• **EXERCISE DESCRIPTION**
Make an exact copy of the records, with the pictures left out.

Chart and figure data:
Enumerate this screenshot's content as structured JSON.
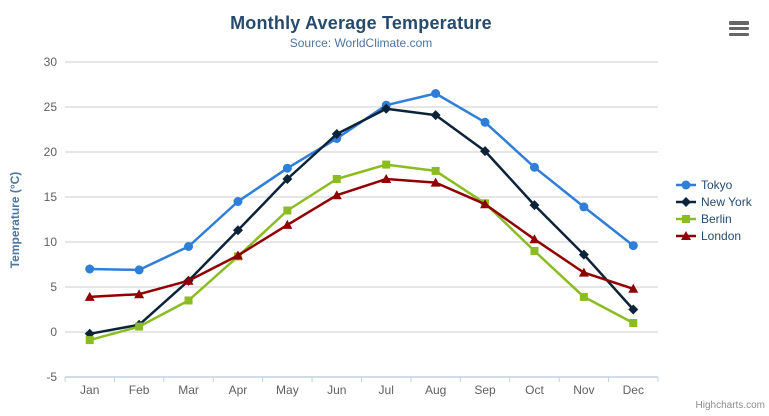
{
  "credits": "Highcharts.com",
  "icons": {
    "export_menu": "hamburger-icon"
  },
  "chart_data": {
    "type": "line",
    "title": "Monthly Average Temperature",
    "subtitle": "Source: WorldClimate.com",
    "categories": [
      "Jan",
      "Feb",
      "Mar",
      "Apr",
      "May",
      "Jun",
      "Jul",
      "Aug",
      "Sep",
      "Oct",
      "Nov",
      "Dec"
    ],
    "series": [
      {
        "name": "Tokyo",
        "marker": "circle",
        "color": "#2f7ed8",
        "values": [
          7.0,
          6.9,
          9.5,
          14.5,
          18.2,
          21.5,
          25.2,
          26.5,
          23.3,
          18.3,
          13.9,
          9.6
        ]
      },
      {
        "name": "New York",
        "marker": "diamond",
        "color": "#0d233a",
        "values": [
          -0.2,
          0.8,
          5.7,
          11.3,
          17.0,
          22.0,
          24.8,
          24.1,
          20.1,
          14.1,
          8.6,
          2.5
        ]
      },
      {
        "name": "Berlin",
        "marker": "square",
        "color": "#8bbc21",
        "values": [
          -0.9,
          0.6,
          3.5,
          8.4,
          13.5,
          17.0,
          18.6,
          17.9,
          14.3,
          9.0,
          3.9,
          1.0
        ]
      },
      {
        "name": "London",
        "marker": "triangle",
        "color": "#910000",
        "values": [
          3.9,
          4.2,
          5.7,
          8.5,
          11.9,
          15.2,
          17.0,
          16.6,
          14.2,
          10.3,
          6.6,
          4.8
        ]
      }
    ],
    "xlabel": "",
    "ylabel": "Temperature (°C)",
    "ylim": [
      -5,
      30
    ],
    "yticks": [
      -5,
      0,
      5,
      10,
      15,
      20,
      25,
      30
    ],
    "grid": true,
    "legend_position": "right"
  }
}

• **SOLUTION FOR THIS EXERCISE**
Enumerate this screenshot's content as structured JSON.
{
  "credits": "Highcharts.com",
  "icons": {
    "export_menu": "hamburger-icon"
  },
  "chart_data": {
    "type": "line",
    "title": "Monthly Average Temperature",
    "subtitle": "Source: WorldClimate.com",
    "categories": [
      "Jan",
      "Feb",
      "Mar",
      "Apr",
      "May",
      "Jun",
      "Jul",
      "Aug",
      "Sep",
      "Oct",
      "Nov",
      "Dec"
    ],
    "series": [
      {
        "name": "Tokyo",
        "marker": "circle",
        "color": "#2f7ed8",
        "values": [
          7.0,
          6.9,
          9.5,
          14.5,
          18.2,
          21.5,
          25.2,
          26.5,
          23.3,
          18.3,
          13.9,
          9.6
        ]
      },
      {
        "name": "New York",
        "marker": "diamond",
        "color": "#0d233a",
        "values": [
          -0.2,
          0.8,
          5.7,
          11.3,
          17.0,
          22.0,
          24.8,
          24.1,
          20.1,
          14.1,
          8.6,
          2.5
        ]
      },
      {
        "name": "Berlin",
        "marker": "square",
        "color": "#8bbc21",
        "values": [
          -0.9,
          0.6,
          3.5,
          8.4,
          13.5,
          17.0,
          18.6,
          17.9,
          14.3,
          9.0,
          3.9,
          1.0
        ]
      },
      {
        "name": "London",
        "marker": "triangle",
        "color": "#910000",
        "values": [
          3.9,
          4.2,
          5.7,
          8.5,
          11.9,
          15.2,
          17.0,
          16.6,
          14.2,
          10.3,
          6.6,
          4.8
        ]
      }
    ],
    "xlabel": "",
    "ylabel": "Temperature (°C)",
    "ylim": [
      -5,
      30
    ],
    "yticks": [
      -5,
      0,
      5,
      10,
      15,
      20,
      25,
      30
    ],
    "grid": true,
    "legend_position": "right"
  }
}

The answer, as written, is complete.